**TASK INSTRUCTIONS**
Transcribe all the entries word for word, skipping the pictures.

◇ ◇ ◇

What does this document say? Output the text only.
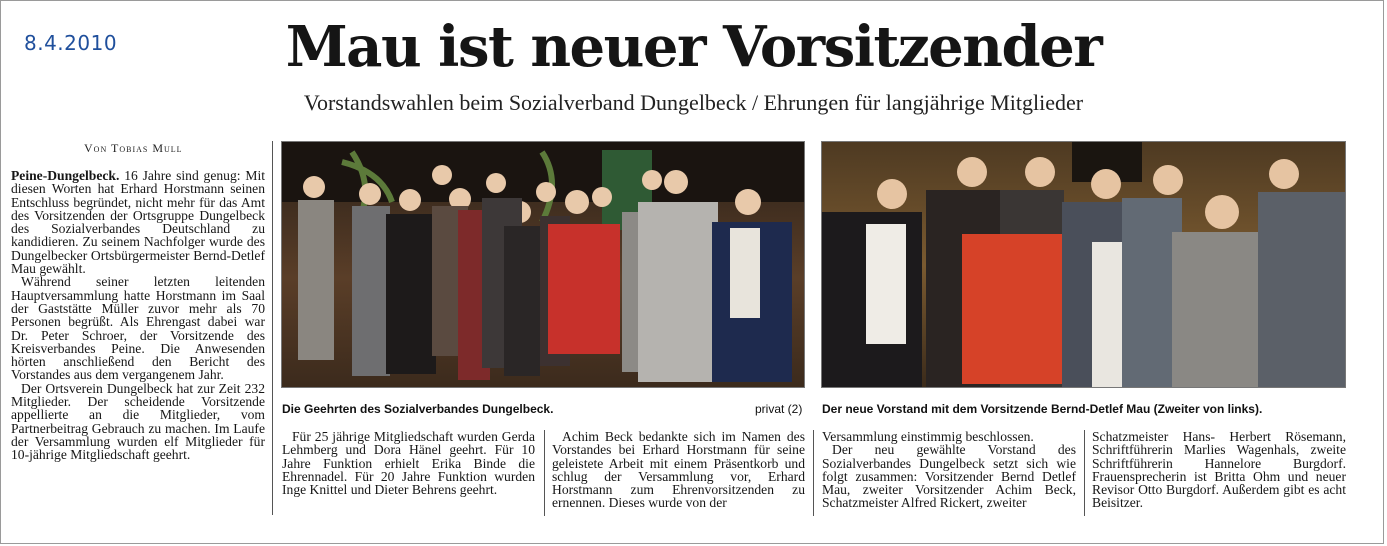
8.4.2010	Mau ist neuer Vorsitzender
Vorstandswahlen beim Sozialverband Dungelbeck / Ehrungen für langjährige Mitglieder
Von Tobias Mull

Peine-Dungelbeck. 16 Jahre sind genug: Mit diesen Worten hat Erhard Horstmann seinen Entschluss begründet, nicht mehr für das Amt des Vorsitzenden der Ortsgruppe Dungelbeck des Sozialverbandes Deutschland zu kandidieren. Zu seinem Nachfolger wurde des Dungelbecker Ortsbürgermeister Bernd-Detlef Mau gewählt.

Während seiner letzten leitenden Hauptversammlung hatte Horstmann im Saal der Gaststätte Müller zuvor mehr als 70 Personen begrüßt. Als Ehrengast dabei war Dr. Peter Schroer, der Vorsitzende des Kreisverbandes Peine. Die Anwesenden hörten anschließend den Bericht des Vorstandes aus dem vergangenem Jahr.

Der Ortsverein Dungelbeck hat zur Zeit 232 Mitglieder. Der scheidende Vorsitzende appellierte an die Mitglieder, vom Partnerbeitrag Gebrauch zu machen. Im Laufe der Versammlung wurden elf Mitglieder für 10-jährige Mitgliedschaft geehrt.

Die Geehrten des Sozialverbandes Dungelbeck.	privat (2) Der neue Vorstand mit dem Vorsitzende Bernd-Detlef Mau (Zweiter von links).

Für 25 jährige Mitgliedschaft wurden Gerda Lehmberg und Dora Hänel geehrt. Für 10 Jahre Funktion erhielt Erika Binde die Ehrennadel. Für 20 Jahre Funktion wurden Inge Knittel und Dieter Behrens geehrt.

Achim Beck bedankte sich im Namen des Vorstandes bei Erhard Horstmann für seine geleistete Arbeit mit einem Präsentkorb und schlug der Versammlung vor, Erhard Horstmann zum Ehrenvorsitzenden zu ernennen. Dieses wurde von der

Versammlung einstimmig beschlossen.

Der neu gewählte Vorstand des Sozialverbandes Dungelbeck setzt sich wie folgt zusammen: Vorsitzender Bernd Detlef Mau, zweiter Vorsitzender Achim Beck, Schatzmeister Alfred Rickert, zweiter

Schatzmeister Hans- Herbert Rösemann, Schriftführerin Marlies Wagenhals, zweite Schriftführerin Hannelore Burgdorf. Frauensprecherin ist Britta Ohm und neuer Revisor Otto Burgdorf. Außerdem gibt es acht Beisitzer.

◇ ◇ ◇

**THE SOLUTION**
What does this document say? Output the text only.
8.4.2010	Mau ist neuer Vorsitzender
Vorstandswahlen beim Sozialverband Dungelbeck / Ehrungen für langjährige Mitglieder
Von Tobias Mull

Peine-Dungelbeck. 16 Jahre sind genug: Mit diesen Worten hat Erhard Horstmann seinen Entschluss begründet, nicht mehr für das Amt des Vorsitzenden der Ortsgruppe Dungelbeck des Sozialverbandes Deutschland zu kandidieren. Zu seinem Nachfolger wurde des Dungelbecker Ortsbürgermeister Bernd-Detlef Mau gewählt.

Während seiner letzten leitenden Hauptversammlung hatte Horstmann im Saal der Gaststätte Müller zuvor mehr als 70 Personen begrüßt. Als Ehrengast dabei war Dr. Peter Schroer, der Vorsitzende des Kreisverbandes Peine. Die Anwesenden hörten anschließend den Bericht des Vorstandes aus dem vergangenem Jahr.

Der Ortsverein Dungelbeck hat zur Zeit 232 Mitglieder. Der scheidende Vorsitzende appellierte an die Mitglieder, vom Partnerbeitrag Gebrauch zu machen. Im Laufe der Versammlung wurden elf Mitglieder für 10-jährige Mitgliedschaft geehrt.

Die Geehrten des Sozialverbandes Dungelbeck.	privat (2) Der neue Vorstand mit dem Vorsitzende Bernd-Detlef Mau (Zweiter von links).

Für 25 jährige Mitgliedschaft wurden Gerda Lehmberg und Dora Hänel geehrt. Für 10 Jahre Funktion erhielt Erika Binde die Ehrennadel. Für 20 Jahre Funktion wurden Inge Knittel und Dieter Behrens geehrt.

Achim Beck bedankte sich im Namen des Vorstandes bei Erhard Horstmann für seine geleistete Arbeit mit einem Präsentkorb und schlug der Versammlung vor, Erhard Horstmann zum Ehrenvorsitzenden zu ernennen. Dieses wurde von der

Versammlung einstimmig beschlossen.

Der neu gewählte Vorstand des Sozialverbandes Dungelbeck setzt sich wie folgt zusammen: Vorsitzender Bernd Detlef Mau, zweiter Vorsitzender Achim Beck, Schatzmeister Alfred Rickert, zweiter

Schatzmeister Hans- Herbert Rösemann, Schriftführerin Marlies Wagenhals, zweite Schriftführerin Hannelore Burgdorf. Frauensprecherin ist Britta Ohm und neuer Revisor Otto Burgdorf. Außerdem gibt es acht Beisitzer.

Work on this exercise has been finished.